• EXERCISE INPUT:
+++

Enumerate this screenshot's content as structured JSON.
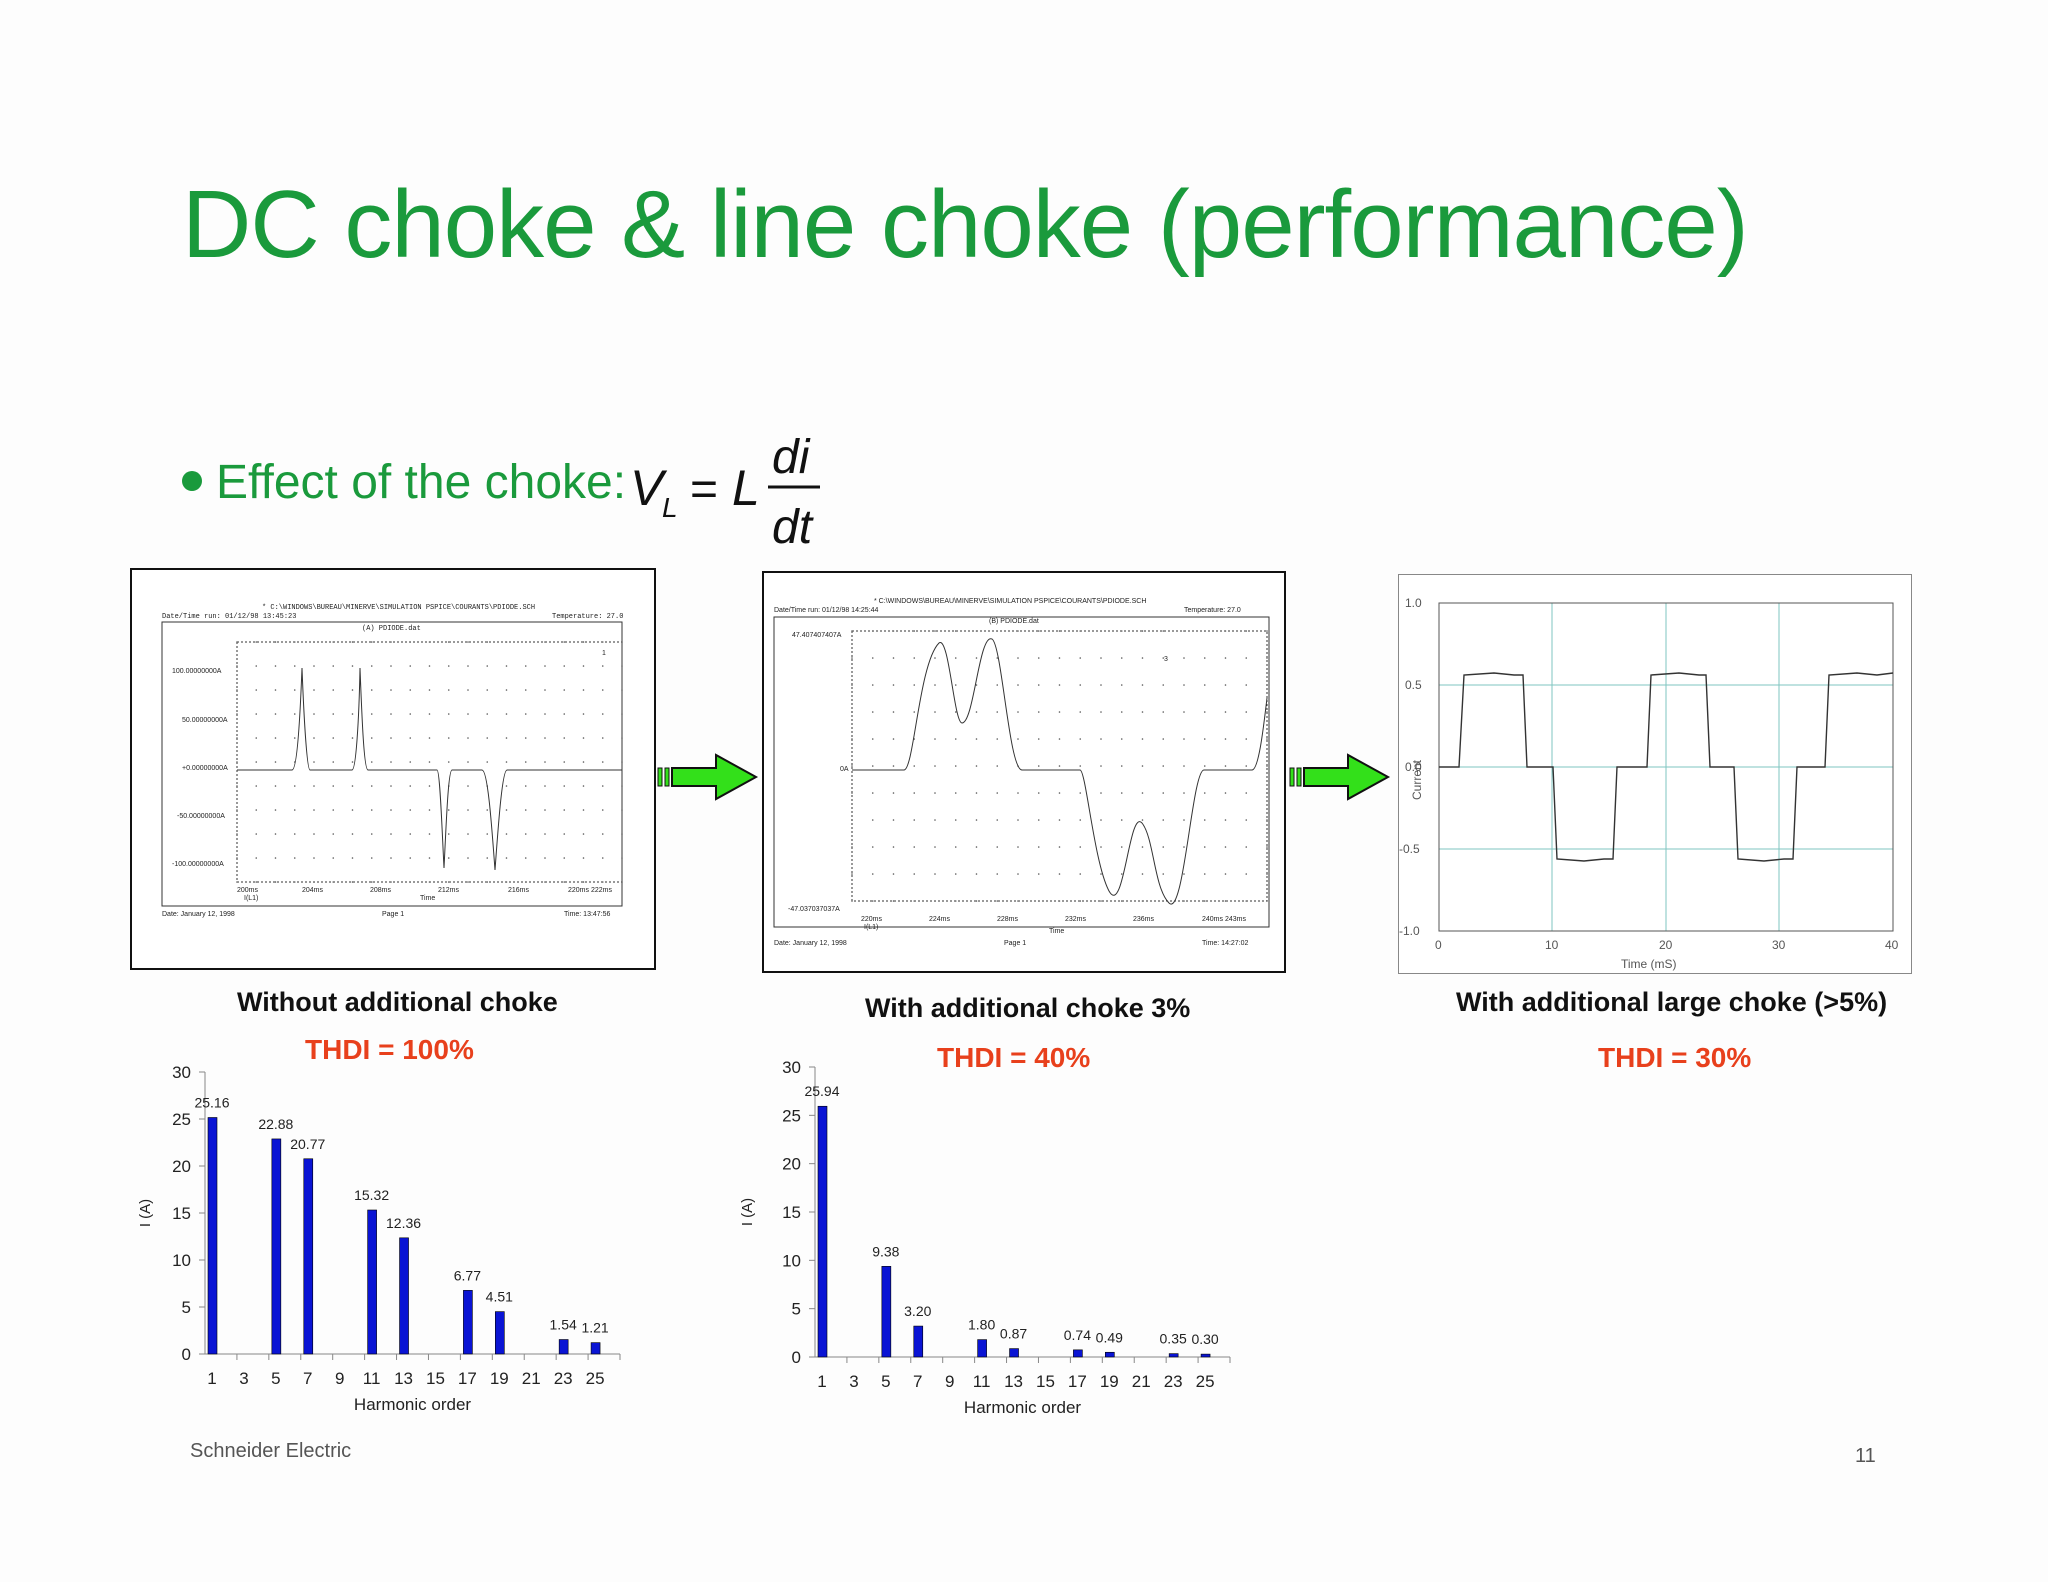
{
  "slide": {
    "title": "DC choke & line choke (performance)",
    "bullet": "Effect of the choke:",
    "formula": {
      "lhs": "V",
      "lhs_sub": "L",
      "eq": "=",
      "coef": "L",
      "num": "di",
      "den": "dt"
    },
    "footer_left": "Schneider Electric",
    "page_number": "11"
  },
  "colors": {
    "title": "#1a9a3c",
    "thdi": "#e8401c",
    "bar": "#0a14d4",
    "arrow": "#33e01a"
  },
  "panels": [
    {
      "caption": "Without additional choke",
      "thdi": "THDI = 100%",
      "scope": {
        "path": "* C:\\WINDOWS\\BUREAU\\MINERVE\\SIMULATION PSPICE\\COURANTS\\PDIODE.SCH",
        "date_run": "Date/Time run: 01/12/98 13:45:23",
        "temperature": "Temperature: 27.0",
        "dataset": "(A) PDIODE.dat",
        "ylabels": [
          "100.00000000A",
          "50.00000000A",
          "+0.00000000A",
          "-50.00000000A",
          "-100.00000000A"
        ],
        "xlabels": [
          "200ms",
          "204ms",
          "208ms",
          "212ms",
          "216ms",
          "220ms 222ms"
        ],
        "legend": "I(L1)",
        "xtitle": "Time",
        "date": "Date: January 12, 1998",
        "page": "Page 1",
        "time": "Time: 13:47:56",
        "marker": "1"
      }
    },
    {
      "caption": "With additional choke 3%",
      "thdi": "THDI = 40%",
      "scope": {
        "path": "* C:\\WINDOWS\\BUREAU\\MINERVE\\SIMULATION PSPICE\\COURANTS\\PDIODE.SCH",
        "date_run": "Date/Time run: 01/12/98 14:25:44",
        "temperature": "Temperature: 27.0",
        "dataset": "(B) PDIODE.dat",
        "ylabels": [
          "47.407407407A",
          "0A",
          "-47.037037037A"
        ],
        "xlabels": [
          "220ms",
          "224ms",
          "228ms",
          "232ms",
          "236ms",
          "240ms 243ms"
        ],
        "legend": "I(L1)",
        "xtitle": "Time",
        "date": "Date: January 12, 1998",
        "page": "Page 1",
        "time": "Time: 14:27:02",
        "marker": "3"
      }
    },
    {
      "caption": "With additional large choke (>5%)",
      "thdi": "THDI = 30%",
      "plot": {
        "ylabels": [
          "1.0",
          "0.5",
          "0.0",
          "-0.5",
          "-1.0"
        ],
        "xlabels": [
          "0",
          "10",
          "20",
          "30",
          "40"
        ],
        "ylabel": "Current",
        "xlabel": "Time (mS)"
      }
    }
  ],
  "chart_data": [
    {
      "type": "bar",
      "categories": [
        "1",
        "3",
        "5",
        "7",
        "9",
        "11",
        "13",
        "15",
        "17",
        "19",
        "21",
        "23",
        "25"
      ],
      "values": [
        25.16,
        0,
        22.88,
        20.77,
        0,
        15.32,
        12.36,
        0,
        6.77,
        4.51,
        0,
        1.54,
        1.21
      ],
      "data_labels": [
        "25.16",
        "",
        "22.88",
        "20.77",
        "",
        "15.32",
        "12.36",
        "",
        "6.77",
        "4.51",
        "",
        "1.54",
        "1.21"
      ],
      "yticks": [
        "0",
        "5",
        "10",
        "15",
        "20",
        "25",
        "30"
      ],
      "ylim": [
        0,
        30
      ],
      "xlabel": "Harmonic order",
      "ylabel": "I (A)"
    },
    {
      "type": "bar",
      "categories": [
        "1",
        "3",
        "5",
        "7",
        "9",
        "11",
        "13",
        "15",
        "17",
        "19",
        "21",
        "23",
        "25"
      ],
      "values": [
        25.94,
        0,
        9.38,
        3.2,
        0,
        1.8,
        0.87,
        0,
        0.74,
        0.49,
        0,
        0.35,
        0.3
      ],
      "data_labels": [
        "25.94",
        "",
        "9.38",
        "3.20",
        "",
        "1.80",
        "0.87",
        "",
        "0.74",
        "0.49",
        "",
        "0.35",
        "0.30"
      ],
      "yticks": [
        "0",
        "5",
        "10",
        "15",
        "20",
        "25",
        "30"
      ],
      "ylim": [
        0,
        30
      ],
      "xlabel": "Harmonic order",
      "ylabel": "I (A)"
    }
  ]
}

+++

Transcribe every line in the entries above, taking out only the images.

• RIGHT ANSWER:
Enumerate this screenshot's content as structured JSON.
{
  "slide": {
    "title": "DC choke & line choke (performance)",
    "bullet": "Effect of the choke:",
    "formula": {
      "lhs": "V",
      "lhs_sub": "L",
      "eq": "=",
      "coef": "L",
      "num": "di",
      "den": "dt"
    },
    "footer_left": "Schneider Electric",
    "page_number": "11"
  },
  "colors": {
    "title": "#1a9a3c",
    "thdi": "#e8401c",
    "bar": "#0a14d4",
    "arrow": "#33e01a"
  },
  "panels": [
    {
      "caption": "Without additional choke",
      "thdi": "THDI = 100%",
      "scope": {
        "path": "* C:\\WINDOWS\\BUREAU\\MINERVE\\SIMULATION PSPICE\\COURANTS\\PDIODE.SCH",
        "date_run": "Date/Time run: 01/12/98 13:45:23",
        "temperature": "Temperature: 27.0",
        "dataset": "(A) PDIODE.dat",
        "ylabels": [
          "100.00000000A",
          "50.00000000A",
          "+0.00000000A",
          "-50.00000000A",
          "-100.00000000A"
        ],
        "xlabels": [
          "200ms",
          "204ms",
          "208ms",
          "212ms",
          "216ms",
          "220ms 222ms"
        ],
        "legend": "I(L1)",
        "xtitle": "Time",
        "date": "Date: January 12, 1998",
        "page": "Page 1",
        "time": "Time: 13:47:56",
        "marker": "1"
      }
    },
    {
      "caption": "With additional choke 3%",
      "thdi": "THDI = 40%",
      "scope": {
        "path": "* C:\\WINDOWS\\BUREAU\\MINERVE\\SIMULATION PSPICE\\COURANTS\\PDIODE.SCH",
        "date_run": "Date/Time run: 01/12/98 14:25:44",
        "temperature": "Temperature: 27.0",
        "dataset": "(B) PDIODE.dat",
        "ylabels": [
          "47.407407407A",
          "0A",
          "-47.037037037A"
        ],
        "xlabels": [
          "220ms",
          "224ms",
          "228ms",
          "232ms",
          "236ms",
          "240ms 243ms"
        ],
        "legend": "I(L1)",
        "xtitle": "Time",
        "date": "Date: January 12, 1998",
        "page": "Page 1",
        "time": "Time: 14:27:02",
        "marker": "3"
      }
    },
    {
      "caption": "With additional large choke (>5%)",
      "thdi": "THDI = 30%",
      "plot": {
        "ylabels": [
          "1.0",
          "0.5",
          "0.0",
          "-0.5",
          "-1.0"
        ],
        "xlabels": [
          "0",
          "10",
          "20",
          "30",
          "40"
        ],
        "ylabel": "Current",
        "xlabel": "Time (mS)"
      }
    }
  ],
  "chart_data": [
    {
      "type": "bar",
      "categories": [
        "1",
        "3",
        "5",
        "7",
        "9",
        "11",
        "13",
        "15",
        "17",
        "19",
        "21",
        "23",
        "25"
      ],
      "values": [
        25.16,
        0,
        22.88,
        20.77,
        0,
        15.32,
        12.36,
        0,
        6.77,
        4.51,
        0,
        1.54,
        1.21
      ],
      "data_labels": [
        "25.16",
        "",
        "22.88",
        "20.77",
        "",
        "15.32",
        "12.36",
        "",
        "6.77",
        "4.51",
        "",
        "1.54",
        "1.21"
      ],
      "yticks": [
        "0",
        "5",
        "10",
        "15",
        "20",
        "25",
        "30"
      ],
      "ylim": [
        0,
        30
      ],
      "xlabel": "Harmonic order",
      "ylabel": "I (A)"
    },
    {
      "type": "bar",
      "categories": [
        "1",
        "3",
        "5",
        "7",
        "9",
        "11",
        "13",
        "15",
        "17",
        "19",
        "21",
        "23",
        "25"
      ],
      "values": [
        25.94,
        0,
        9.38,
        3.2,
        0,
        1.8,
        0.87,
        0,
        0.74,
        0.49,
        0,
        0.35,
        0.3
      ],
      "data_labels": [
        "25.94",
        "",
        "9.38",
        "3.20",
        "",
        "1.80",
        "0.87",
        "",
        "0.74",
        "0.49",
        "",
        "0.35",
        "0.30"
      ],
      "yticks": [
        "0",
        "5",
        "10",
        "15",
        "20",
        "25",
        "30"
      ],
      "ylim": [
        0,
        30
      ],
      "xlabel": "Harmonic order",
      "ylabel": "I (A)"
    }
  ]
}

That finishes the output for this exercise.